- _What you need to do_:
Would you give the entries below again, precisely as they are written?

- _Material provided_:
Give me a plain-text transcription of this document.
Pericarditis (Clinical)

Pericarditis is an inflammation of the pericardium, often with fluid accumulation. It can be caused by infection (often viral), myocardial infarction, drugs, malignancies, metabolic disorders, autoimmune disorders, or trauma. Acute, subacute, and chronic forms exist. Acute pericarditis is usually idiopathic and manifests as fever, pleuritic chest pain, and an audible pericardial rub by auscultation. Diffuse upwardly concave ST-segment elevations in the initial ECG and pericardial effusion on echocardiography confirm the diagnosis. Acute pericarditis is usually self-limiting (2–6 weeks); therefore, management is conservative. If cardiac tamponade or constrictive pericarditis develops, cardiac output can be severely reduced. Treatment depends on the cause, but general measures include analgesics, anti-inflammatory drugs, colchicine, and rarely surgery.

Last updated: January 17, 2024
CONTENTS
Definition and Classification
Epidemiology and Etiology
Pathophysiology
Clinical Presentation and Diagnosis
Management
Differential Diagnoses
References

- _Expected answer_:
Give me a plain-text transcription of this document.
Pericarditis (Clinical)

Pericarditis is an inflammation of the pericardium, often with fluid accumulation. It can be caused by infection (often viral), myocardial infarction, drugs, malignancies, metabolic disorders, autoimmune disorders, or trauma. Acute, subacute, and chronic forms exist. Acute pericarditis is usually idiopathic and manifests as fever, pleuritic chest pain, and an audible pericardial rub by auscultation. Diffuse upwardly concave ST-segment elevations in the initial ECG and pericardial effusion on echocardiography confirm the diagnosis. Acute pericarditis is usually self-limiting (2–6 weeks); therefore, management is conservative. If cardiac tamponade or constrictive pericarditis develops, cardiac output can be severely reduced. Treatment depends on the cause, but general measures include analgesics, anti-inflammatory drugs, colchicine, and rarely surgery.

Last updated: January 17, 2024
CONTENTS
Definition and Classification
Epidemiology and Etiology
Pathophysiology
Clinical Presentation and Diagnosis
Management
Differential Diagnoses
References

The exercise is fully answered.